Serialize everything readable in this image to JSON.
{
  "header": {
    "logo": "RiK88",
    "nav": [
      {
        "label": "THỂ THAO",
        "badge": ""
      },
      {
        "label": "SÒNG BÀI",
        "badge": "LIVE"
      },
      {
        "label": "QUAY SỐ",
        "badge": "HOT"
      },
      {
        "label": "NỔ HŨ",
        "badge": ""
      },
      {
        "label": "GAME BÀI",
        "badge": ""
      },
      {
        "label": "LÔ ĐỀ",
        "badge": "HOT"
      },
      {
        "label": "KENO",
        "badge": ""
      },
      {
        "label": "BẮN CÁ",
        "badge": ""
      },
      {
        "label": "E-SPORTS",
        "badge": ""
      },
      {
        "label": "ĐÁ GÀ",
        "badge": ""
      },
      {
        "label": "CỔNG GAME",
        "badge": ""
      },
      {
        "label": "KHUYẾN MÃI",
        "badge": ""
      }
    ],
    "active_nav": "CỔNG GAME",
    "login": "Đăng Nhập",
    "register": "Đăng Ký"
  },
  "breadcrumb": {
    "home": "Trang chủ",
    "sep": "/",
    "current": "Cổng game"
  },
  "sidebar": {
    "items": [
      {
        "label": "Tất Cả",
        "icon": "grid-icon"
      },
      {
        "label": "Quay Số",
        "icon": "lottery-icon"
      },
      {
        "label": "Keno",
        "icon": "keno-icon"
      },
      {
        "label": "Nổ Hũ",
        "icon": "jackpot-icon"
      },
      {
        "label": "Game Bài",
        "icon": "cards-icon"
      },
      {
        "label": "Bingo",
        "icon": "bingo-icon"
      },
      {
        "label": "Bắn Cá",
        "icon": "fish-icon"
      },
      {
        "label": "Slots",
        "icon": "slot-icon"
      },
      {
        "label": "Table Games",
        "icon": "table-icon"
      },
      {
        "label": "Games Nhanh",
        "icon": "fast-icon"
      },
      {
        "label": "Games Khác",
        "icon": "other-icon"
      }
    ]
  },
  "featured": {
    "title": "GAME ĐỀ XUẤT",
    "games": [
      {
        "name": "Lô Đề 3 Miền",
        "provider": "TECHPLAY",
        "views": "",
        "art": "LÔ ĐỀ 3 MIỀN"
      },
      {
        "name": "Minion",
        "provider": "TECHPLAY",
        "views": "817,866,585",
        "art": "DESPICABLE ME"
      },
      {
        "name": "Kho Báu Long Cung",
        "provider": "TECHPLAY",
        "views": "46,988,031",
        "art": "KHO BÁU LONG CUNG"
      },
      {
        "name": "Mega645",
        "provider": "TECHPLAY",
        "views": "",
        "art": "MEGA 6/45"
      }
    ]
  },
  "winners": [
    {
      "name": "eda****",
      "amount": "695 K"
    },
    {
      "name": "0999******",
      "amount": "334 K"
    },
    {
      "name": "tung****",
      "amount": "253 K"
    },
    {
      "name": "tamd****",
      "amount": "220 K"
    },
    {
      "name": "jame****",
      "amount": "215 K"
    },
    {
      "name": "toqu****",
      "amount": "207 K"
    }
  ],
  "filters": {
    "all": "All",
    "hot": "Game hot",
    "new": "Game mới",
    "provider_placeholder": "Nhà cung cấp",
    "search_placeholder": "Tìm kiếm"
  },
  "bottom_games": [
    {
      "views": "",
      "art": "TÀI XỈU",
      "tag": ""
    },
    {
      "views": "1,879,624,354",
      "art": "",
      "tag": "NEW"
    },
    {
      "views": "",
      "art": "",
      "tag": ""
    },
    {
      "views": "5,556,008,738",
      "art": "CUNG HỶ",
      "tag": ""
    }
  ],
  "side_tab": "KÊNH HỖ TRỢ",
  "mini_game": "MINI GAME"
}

··········

▶ **EXERCISE REQUIREMENTS**
Using the material above, gather every line that includes "icon".

▶ **RESULT FOR THIS EXERCISE**
        "icon": "grid-icon"
        "icon": "lottery-icon"
        "icon": "keno-icon"
        "icon": "jackpot-icon"
        "icon": "cards-icon"
        "icon": "bingo-icon"
        "icon": "fish-icon"
        "icon": "slot-icon"
        "icon": "table-icon"
        "icon": "fast-icon"
        "icon": "other-icon"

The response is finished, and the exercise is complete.